Aim of the task: Across the listing below, how many lines hold "icon"? Reply with the number by itself.

[START Data for this task]

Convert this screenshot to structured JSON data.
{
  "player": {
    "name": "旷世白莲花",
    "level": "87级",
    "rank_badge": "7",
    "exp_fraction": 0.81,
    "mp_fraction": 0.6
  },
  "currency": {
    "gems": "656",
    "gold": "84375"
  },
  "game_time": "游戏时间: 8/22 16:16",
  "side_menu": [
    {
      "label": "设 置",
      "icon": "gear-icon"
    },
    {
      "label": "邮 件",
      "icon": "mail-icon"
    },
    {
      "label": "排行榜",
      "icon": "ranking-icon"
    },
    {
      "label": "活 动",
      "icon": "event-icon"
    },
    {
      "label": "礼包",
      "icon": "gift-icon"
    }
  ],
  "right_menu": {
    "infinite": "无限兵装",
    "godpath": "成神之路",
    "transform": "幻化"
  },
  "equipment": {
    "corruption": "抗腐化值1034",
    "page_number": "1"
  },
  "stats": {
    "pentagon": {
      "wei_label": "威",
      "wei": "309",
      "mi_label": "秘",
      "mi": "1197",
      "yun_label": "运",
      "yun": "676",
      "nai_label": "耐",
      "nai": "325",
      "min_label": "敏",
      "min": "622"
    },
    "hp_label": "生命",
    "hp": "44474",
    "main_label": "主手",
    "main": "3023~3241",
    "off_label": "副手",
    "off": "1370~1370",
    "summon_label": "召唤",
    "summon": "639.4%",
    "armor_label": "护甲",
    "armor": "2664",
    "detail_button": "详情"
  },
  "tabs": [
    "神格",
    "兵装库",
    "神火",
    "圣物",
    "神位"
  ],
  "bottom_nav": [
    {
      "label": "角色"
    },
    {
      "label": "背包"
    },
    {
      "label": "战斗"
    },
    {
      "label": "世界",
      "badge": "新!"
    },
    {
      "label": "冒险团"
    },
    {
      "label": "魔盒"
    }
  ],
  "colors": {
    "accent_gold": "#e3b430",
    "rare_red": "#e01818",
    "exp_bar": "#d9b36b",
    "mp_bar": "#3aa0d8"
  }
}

[END Data for this task]

Complete output: 5